[작업 지시 1] 항목의 첫 줄부터 "legend-line-swatch-red: [712, 240, 755, 244]"가 들어 있는 줄까지, 빈 줄은 빼고 Markdown 표로 정리하세요. 열 이름은 번호와 내용으로 하고, 번호 열에는 행 번호를, 내용 열에는 그 줄을 넣으세요.

[제공 텍스트]
'''

1) Common Configuration : Global / Local costmap이 모두 사용하는 parameter들 구성

$ cd ~/catkin_ws
$ roscd navstack_pub
$ cd param
$ gedit costmap_common_params.yaml

• navstack_pub 패키지로 이동하여 costmap_common_params.yaml 생성
  • 다른 params file들도 같은 directory에 작성
• 그 후 아래 내용들 입력

 

obstacle_range: 0.5
raytrace_range: 0.5
footprint: [[-0.14, -0.14], [-0.14, 0.14], [0.14, 0.14], [0.14, -0.14]]
map_topic: /map
subscribe_to_updates: true
global_frame: odom		# costmap이 작동할 때의 global frame. /map이 기본값
robot_base_frame: base_link
update_frequency: 30.0
publish_frequency: 30.0
rolling_window: false	# costmap의 rolling window version 사용 여부를 결정	
# static_map parameter가 true이면 이 parameter는 false이어야 함
# rolling window 사용시 주행 환경을 costmap을 통해 전체적으로 나타내지 않고 
# 로봇 주변의 반경 일부만 나타냄

plugins:	# costmap_2d layer에 사용되는 plugin의 parameter namespace 정의를 위해 사용
# ROS는 layer를 통해 parameter들을 분리함
  - {name: static_layer, type: "costmap_2d::StaticLayer"}
  - {name: obstacle_layer, type: "costmap_2d::ObstacleLayer"}
  - {name: inflation_layer, type: "costmap_2d::InflationLayer"}

static_layer:
  map_topic: /map
  subscribe_to_updates: false

obstacle_layer:
    observation_sources: laser_scan_sensor
    laser_scan_sensor: {sensor_frame: laser, data_type: LaserScan, topic: scan, marking: true, clearing: true}

inflation_layer:
  inflation_radius: 0.2

 

 

2) Global Configuration(Global Costmap) : Global costmap이 사용하는 parameter들 구성

$ gedit global_costmap_params.yaml

global_costmap:
  global_frame: odom
  update_frequency: 30.0
  publish_frequency: 30.0
  transform_tolerance: 0.2
  resolution: 0.1

 

 

3) Local Configuration(Local Costmap) : Local costmap이 사용하는 parameter들 구성

$ gedit local_costmap_params.yaml

local_costmap:
  update_frequency: 30.0
  publish_frequency: 30.0
  transform_tolerance: 0.2
  static_map: false		# costmap을 초기화 할 때 static map 사용 여부를 결정
  rolling_window: true
  resolution: 0.1
  inflation_radius: 0.1
  width: 1.0
  height: 1.0

  plugins:
    - {name: obstacle_layer, type: "costmap_2d::ObstacleLayer"}

  obstacle_layer:
    observation_sources: laser_scan_sensor
    laser_scan_sensor: {sensor_frame: laser, data_type: LaserScan, topic: scan, marking: true, clearing: true}

 

 

4) Base Local Planner Configuration : Base local planner는 robot base controller로 보내진 velocity commands를 계산하는 패키지로써, Global plan을 계산하고 실행하기 위해 Trajectory Rollout과 DWA(Dynamic Window Approaches) 알고리즘을 제공하는 패키지이다.

'''

[작업 데이터]
'''

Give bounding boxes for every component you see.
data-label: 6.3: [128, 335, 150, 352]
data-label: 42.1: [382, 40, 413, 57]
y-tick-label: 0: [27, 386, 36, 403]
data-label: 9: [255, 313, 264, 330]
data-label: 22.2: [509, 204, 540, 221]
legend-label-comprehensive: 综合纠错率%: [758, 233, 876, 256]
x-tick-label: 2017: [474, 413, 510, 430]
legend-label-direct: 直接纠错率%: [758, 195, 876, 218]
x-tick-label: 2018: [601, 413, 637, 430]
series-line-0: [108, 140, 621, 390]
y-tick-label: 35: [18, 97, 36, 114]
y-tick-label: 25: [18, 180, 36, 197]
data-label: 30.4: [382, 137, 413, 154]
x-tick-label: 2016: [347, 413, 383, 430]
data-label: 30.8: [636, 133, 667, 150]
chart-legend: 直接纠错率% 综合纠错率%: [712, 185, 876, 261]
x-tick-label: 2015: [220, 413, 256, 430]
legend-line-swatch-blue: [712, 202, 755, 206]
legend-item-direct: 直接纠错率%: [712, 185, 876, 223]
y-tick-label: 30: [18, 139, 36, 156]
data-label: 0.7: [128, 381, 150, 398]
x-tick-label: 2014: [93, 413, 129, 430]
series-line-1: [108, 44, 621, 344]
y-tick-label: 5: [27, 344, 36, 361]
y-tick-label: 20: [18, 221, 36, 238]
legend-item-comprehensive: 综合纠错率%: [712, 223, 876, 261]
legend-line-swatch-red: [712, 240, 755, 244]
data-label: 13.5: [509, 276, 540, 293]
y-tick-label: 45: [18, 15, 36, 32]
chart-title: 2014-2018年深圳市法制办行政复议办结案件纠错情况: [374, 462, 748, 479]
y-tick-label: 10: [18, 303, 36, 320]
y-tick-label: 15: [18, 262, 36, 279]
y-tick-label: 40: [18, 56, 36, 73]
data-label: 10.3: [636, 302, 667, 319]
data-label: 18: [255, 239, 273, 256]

'''

[작업 지시 2] 제공 텍스트에서 "4) Base Local"부터 "Approaches) 알고리즘을 제공하는 패키지이다."까지를 한 글자도 바꾸지 말고 그대로 옮겨 돌려주세요.

[풀이 과정 1]
| 번호 | 내용 |
|---|---|
| 1 | Give bounding boxes for every component you see. |
| 2 | data-label: 6.3: [128, 335, 150, 352] |
| 3 | data-label: 42.1: [382, 40, 413, 57] |
| 4 | y-tick-label: 0: [27, 386, 36, 403] |
| 5 | data-label: 9: [255, 313, 264, 330] |
| 6 | data-label: 22.2: [509, 204, 540, 221] |
| 7 | legend-label-comprehensive: 综合纠错率%: [758, 233, 876, 256] |
| 8 | x-tick-label: 2017: [474, 413, 510, 430] |
| 9 | legend-label-direct: 直接纠错率%: [758, 195, 876, 218] |
| 10 | x-tick-label: 2018: [601, 413, 637, 430] |
| 11 | series-line-0: [108, 140, 621, 390] |
| 12 | y-tick-label: 35: [18, 97, 36, 114] |
| 13 | y-tick-label: 25: [18, 180, 36, 197] |
| 14 | data-label: 30.4: [382, 137, 413, 154] |
| 15 | x-tick-label: 2016: [347, 413, 383, 430] |
| 16 | data-label: 30.8: [636, 133, 667, 150] |
| 17 | chart-legend: 直接纠错率% 综合纠错率%: [712, 185, 876, 261] |
| 18 | x-tick-label: 2015: [220, 413, 256, 430] |
| 19 | legend-line-swatch-blue: [712, 202, 755, 206] |
| 20 | legend-item-direct: 直接纠错率%: [712, 185, 876, 223] |
| 21 | y-tick-label: 30: [18, 139, 36, 156] |
| 22 | data-label: 0.7: [128, 381, 150, 398] |
| 23 | x-tick-label: 2014: [93, 413, 129, 430] |
| 24 | series-line-1: [108, 44, 621, 344] |
| 25 | y-tick-label: 5: [27, 344, 36, 361] |
| 26 | y-tick-label: 20: [18, 221, 36, 238] |
| 27 | legend-item-comprehensive: 综合纠错率%: [712, 223, 876, 261] |
| 28 | legend-line-swatch-red: [712, 240, 755, 244] |

[풀이 과정 2]
4) Base Local Planner Configuration : Base local planner는 robot base controller로 보내진 velocity commands를 계산하는 패키지로써, Global plan을 계산하고 실행하기 위해 Trajectory Rollout과 DWA(Dynamic Window Approaches) 알고리즘을 제공하는 패키지이다.